Repeat, line for line, the entries printed below.

Data entries for graphics
══════

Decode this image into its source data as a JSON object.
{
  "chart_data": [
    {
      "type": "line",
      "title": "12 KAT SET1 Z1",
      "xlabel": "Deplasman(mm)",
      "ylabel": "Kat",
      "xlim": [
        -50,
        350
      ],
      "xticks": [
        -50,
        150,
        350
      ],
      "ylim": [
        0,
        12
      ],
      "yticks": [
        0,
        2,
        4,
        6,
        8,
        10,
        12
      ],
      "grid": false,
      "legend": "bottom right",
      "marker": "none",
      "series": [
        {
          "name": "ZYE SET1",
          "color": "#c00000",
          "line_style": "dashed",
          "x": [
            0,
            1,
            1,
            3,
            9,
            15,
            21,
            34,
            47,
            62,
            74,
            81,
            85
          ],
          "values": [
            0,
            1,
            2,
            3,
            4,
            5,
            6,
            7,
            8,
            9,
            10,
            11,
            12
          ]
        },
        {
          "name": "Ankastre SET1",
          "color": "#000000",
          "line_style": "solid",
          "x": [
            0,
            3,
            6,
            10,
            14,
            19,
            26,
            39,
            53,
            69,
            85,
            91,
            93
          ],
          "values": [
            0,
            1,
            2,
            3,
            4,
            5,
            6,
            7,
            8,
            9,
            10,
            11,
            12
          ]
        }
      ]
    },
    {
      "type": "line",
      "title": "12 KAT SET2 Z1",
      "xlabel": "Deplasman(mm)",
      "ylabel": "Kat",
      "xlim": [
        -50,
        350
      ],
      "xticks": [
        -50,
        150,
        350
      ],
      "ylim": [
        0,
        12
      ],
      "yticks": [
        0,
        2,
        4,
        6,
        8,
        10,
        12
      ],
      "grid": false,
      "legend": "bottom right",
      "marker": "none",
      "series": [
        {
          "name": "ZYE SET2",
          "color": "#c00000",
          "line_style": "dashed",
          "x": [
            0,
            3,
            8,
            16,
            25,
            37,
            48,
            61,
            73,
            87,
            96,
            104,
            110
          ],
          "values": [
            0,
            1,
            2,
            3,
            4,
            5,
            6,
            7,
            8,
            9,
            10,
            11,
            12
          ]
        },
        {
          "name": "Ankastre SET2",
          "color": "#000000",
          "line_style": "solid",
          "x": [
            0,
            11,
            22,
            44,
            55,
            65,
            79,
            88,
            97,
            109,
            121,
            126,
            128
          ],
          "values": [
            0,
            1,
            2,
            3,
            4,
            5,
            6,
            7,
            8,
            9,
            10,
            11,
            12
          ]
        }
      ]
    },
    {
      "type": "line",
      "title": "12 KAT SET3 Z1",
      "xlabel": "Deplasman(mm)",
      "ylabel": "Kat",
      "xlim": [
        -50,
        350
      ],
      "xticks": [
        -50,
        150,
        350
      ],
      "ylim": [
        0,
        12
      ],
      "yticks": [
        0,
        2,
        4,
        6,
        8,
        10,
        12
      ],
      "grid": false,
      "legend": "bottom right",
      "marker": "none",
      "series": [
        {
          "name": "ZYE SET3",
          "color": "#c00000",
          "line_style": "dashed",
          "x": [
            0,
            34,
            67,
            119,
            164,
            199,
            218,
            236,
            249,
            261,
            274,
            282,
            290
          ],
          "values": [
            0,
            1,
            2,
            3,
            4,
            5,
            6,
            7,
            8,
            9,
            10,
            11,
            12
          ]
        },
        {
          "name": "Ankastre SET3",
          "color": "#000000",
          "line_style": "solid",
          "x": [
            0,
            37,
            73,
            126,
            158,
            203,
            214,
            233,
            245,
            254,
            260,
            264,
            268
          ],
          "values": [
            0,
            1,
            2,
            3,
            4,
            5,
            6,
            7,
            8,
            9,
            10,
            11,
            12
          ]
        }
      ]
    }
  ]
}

══════

Final result:
Decode this image into its source data as a JSON object.
{
  "chart_data": [
    {
      "type": "line",
      "title": "12 KAT SET1 Z1",
      "xlabel": "Deplasman(mm)",
      "ylabel": "Kat",
      "xlim": [
        -50,
        350
      ],
      "xticks": [
        -50,
        150,
        350
      ],
      "ylim": [
        0,
        12
      ],
      "yticks": [
        0,
        2,
        4,
        6,
        8,
        10,
        12
      ],
      "grid": false,
      "legend": "bottom right",
      "marker": "none",
      "series": [
        {
          "name": "ZYE SET1",
          "color": "#c00000",
          "line_style": "dashed",
          "x": [
            0,
            1,
            1,
            3,
            9,
            15,
            21,
            34,
            47,
            62,
            74,
            81,
            85
          ],
          "values": [
            0,
            1,
            2,
            3,
            4,
            5,
            6,
            7,
            8,
            9,
            10,
            11,
            12
          ]
        },
        {
          "name": "Ankastre SET1",
          "color": "#000000",
          "line_style": "solid",
          "x": [
            0,
            3,
            6,
            10,
            14,
            19,
            26,
            39,
            53,
            69,
            85,
            91,
            93
          ],
          "values": [
            0,
            1,
            2,
            3,
            4,
            5,
            6,
            7,
            8,
            9,
            10,
            11,
            12
          ]
        }
      ]
    },
    {
      "type": "line",
      "title": "12 KAT SET2 Z1",
      "xlabel": "Deplasman(mm)",
      "ylabel": "Kat",
      "xlim": [
        -50,
        350
      ],
      "xticks": [
        -50,
        150,
        350
      ],
      "ylim": [
        0,
        12
      ],
      "yticks": [
        0,
        2,
        4,
        6,
        8,
        10,
        12
      ],
      "grid": false,
      "legend": "bottom right",
      "marker": "none",
      "series": [
        {
          "name": "ZYE SET2",
          "color": "#c00000",
          "line_style": "dashed",
          "x": [
            0,
            3,
            8,
            16,
            25,
            37,
            48,
            61,
            73,
            87,
            96,
            104,
            110
          ],
          "values": [
            0,
            1,
            2,
            3,
            4,
            5,
            6,
            7,
            8,
            9,
            10,
            11,
            12
          ]
        },
        {
          "name": "Ankastre SET2",
          "color": "#000000",
          "line_style": "solid",
          "x": [
            0,
            11,
            22,
            44,
            55,
            65,
            79,
            88,
            97,
            109,
            121,
            126,
            128
          ],
          "values": [
            0,
            1,
            2,
            3,
            4,
            5,
            6,
            7,
            8,
            9,
            10,
            11,
            12
          ]
        }
      ]
    },
    {
      "type": "line",
      "title": "12 KAT SET3 Z1",
      "xlabel": "Deplasman(mm)",
      "ylabel": "Kat",
      "xlim": [
        -50,
        350
      ],
      "xticks": [
        -50,
        150,
        350
      ],
      "ylim": [
        0,
        12
      ],
      "yticks": [
        0,
        2,
        4,
        6,
        8,
        10,
        12
      ],
      "grid": false,
      "legend": "bottom right",
      "marker": "none",
      "series": [
        {
          "name": "ZYE SET3",
          "color": "#c00000",
          "line_style": "dashed",
          "x": [
            0,
            34,
            67,
            119,
            164,
            199,
            218,
            236,
            249,
            261,
            274,
            282,
            290
          ],
          "values": [
            0,
            1,
            2,
            3,
            4,
            5,
            6,
            7,
            8,
            9,
            10,
            11,
            12
          ]
        },
        {
          "name": "Ankastre SET3",
          "color": "#000000",
          "line_style": "solid",
          "x": [
            0,
            37,
            73,
            126,
            158,
            203,
            214,
            233,
            245,
            254,
            260,
            264,
            268
          ],
          "values": [
            0,
            1,
            2,
            3,
            4,
            5,
            6,
            7,
            8,
            9,
            10,
            11,
            12
          ]
        }
      ]
    }
  ]
}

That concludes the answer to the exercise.